> **DATA SHOWN**

——

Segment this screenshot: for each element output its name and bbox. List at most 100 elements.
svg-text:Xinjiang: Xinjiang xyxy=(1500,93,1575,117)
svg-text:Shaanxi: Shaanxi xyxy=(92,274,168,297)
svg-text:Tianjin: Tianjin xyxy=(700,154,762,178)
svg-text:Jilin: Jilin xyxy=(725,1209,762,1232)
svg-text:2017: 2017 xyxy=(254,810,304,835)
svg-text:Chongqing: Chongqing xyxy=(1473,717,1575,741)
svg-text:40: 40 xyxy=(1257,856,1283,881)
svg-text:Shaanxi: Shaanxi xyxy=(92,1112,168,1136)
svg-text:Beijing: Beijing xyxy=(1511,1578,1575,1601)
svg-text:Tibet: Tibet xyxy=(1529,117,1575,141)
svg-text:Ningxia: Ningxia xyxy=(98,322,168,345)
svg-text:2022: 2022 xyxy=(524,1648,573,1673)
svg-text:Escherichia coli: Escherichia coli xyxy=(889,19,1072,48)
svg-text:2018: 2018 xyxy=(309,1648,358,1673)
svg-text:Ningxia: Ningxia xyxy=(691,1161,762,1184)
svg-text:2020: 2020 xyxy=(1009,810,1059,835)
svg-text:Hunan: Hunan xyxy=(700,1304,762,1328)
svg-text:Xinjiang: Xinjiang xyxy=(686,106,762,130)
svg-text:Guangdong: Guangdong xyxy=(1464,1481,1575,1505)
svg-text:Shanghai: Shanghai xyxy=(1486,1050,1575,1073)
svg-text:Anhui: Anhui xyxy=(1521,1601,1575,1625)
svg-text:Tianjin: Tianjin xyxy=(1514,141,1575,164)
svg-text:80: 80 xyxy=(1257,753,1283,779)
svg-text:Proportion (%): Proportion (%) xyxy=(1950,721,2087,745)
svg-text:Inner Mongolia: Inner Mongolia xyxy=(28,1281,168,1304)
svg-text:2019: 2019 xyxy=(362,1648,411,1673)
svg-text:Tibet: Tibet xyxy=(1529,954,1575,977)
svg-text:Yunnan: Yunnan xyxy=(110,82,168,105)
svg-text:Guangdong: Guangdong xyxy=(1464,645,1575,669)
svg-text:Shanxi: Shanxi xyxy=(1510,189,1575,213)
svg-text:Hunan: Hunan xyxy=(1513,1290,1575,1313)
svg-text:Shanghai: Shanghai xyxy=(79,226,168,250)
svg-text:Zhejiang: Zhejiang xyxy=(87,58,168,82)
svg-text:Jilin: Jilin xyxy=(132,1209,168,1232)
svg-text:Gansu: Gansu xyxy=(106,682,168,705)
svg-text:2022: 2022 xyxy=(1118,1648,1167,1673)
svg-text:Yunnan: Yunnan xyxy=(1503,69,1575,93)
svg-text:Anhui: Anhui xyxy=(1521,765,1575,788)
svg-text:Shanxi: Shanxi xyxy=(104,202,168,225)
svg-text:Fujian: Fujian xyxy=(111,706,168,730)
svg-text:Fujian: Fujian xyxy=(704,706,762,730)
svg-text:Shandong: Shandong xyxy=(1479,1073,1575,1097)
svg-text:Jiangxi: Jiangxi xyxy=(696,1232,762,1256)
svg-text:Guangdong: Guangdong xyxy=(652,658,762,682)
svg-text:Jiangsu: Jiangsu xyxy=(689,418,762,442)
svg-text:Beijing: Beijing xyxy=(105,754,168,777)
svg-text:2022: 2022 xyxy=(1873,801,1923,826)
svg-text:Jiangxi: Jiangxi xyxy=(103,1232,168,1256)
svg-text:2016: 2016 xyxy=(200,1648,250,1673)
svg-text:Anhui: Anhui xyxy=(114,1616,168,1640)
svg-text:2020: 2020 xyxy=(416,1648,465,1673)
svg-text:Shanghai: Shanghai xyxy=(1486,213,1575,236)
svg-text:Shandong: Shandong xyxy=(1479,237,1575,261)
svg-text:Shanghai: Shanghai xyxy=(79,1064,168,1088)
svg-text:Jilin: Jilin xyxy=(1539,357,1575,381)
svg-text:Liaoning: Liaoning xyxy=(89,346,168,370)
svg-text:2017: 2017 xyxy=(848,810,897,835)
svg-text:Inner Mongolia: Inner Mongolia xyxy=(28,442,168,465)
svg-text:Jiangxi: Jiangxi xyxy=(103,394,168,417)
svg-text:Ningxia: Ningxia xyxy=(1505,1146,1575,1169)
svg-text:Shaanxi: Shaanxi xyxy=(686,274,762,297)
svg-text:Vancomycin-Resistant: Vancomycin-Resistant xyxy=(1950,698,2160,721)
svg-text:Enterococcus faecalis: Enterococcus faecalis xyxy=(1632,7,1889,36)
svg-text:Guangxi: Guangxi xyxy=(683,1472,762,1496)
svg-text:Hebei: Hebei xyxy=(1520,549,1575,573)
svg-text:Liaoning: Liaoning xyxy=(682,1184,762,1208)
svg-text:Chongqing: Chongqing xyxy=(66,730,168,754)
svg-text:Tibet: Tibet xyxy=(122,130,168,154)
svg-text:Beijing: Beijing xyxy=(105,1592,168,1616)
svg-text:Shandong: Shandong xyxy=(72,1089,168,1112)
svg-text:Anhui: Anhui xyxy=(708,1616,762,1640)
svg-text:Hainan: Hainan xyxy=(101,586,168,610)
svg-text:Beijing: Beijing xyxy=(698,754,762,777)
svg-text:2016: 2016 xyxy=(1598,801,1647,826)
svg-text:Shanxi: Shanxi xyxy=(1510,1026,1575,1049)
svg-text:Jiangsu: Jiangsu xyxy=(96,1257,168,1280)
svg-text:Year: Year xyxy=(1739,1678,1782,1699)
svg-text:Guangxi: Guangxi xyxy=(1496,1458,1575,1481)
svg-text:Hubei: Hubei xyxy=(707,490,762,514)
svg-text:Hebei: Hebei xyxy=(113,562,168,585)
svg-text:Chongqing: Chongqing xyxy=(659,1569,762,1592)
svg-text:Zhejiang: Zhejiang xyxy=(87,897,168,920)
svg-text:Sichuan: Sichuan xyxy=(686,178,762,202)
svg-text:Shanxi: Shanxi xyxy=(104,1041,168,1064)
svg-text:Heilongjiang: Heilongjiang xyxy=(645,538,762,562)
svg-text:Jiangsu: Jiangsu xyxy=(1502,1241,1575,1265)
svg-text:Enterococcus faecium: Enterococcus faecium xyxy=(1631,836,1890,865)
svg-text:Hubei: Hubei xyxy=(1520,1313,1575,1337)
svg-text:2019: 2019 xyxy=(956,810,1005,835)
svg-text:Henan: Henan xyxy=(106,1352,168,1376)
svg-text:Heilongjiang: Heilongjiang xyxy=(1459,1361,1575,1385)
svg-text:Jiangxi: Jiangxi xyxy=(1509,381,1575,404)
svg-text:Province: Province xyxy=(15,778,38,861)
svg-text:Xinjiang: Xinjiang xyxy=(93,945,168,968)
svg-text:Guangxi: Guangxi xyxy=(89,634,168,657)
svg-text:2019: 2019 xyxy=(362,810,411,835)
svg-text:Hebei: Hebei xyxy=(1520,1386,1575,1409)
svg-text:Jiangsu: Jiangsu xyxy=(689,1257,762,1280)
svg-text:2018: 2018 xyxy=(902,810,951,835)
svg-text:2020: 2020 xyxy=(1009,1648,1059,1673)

——

> **SHORT EXERCISE**
Report how many of the lines above contain the string "Guangxi", taking case into account. Give only the number.

> **TASK RESPONSE**
3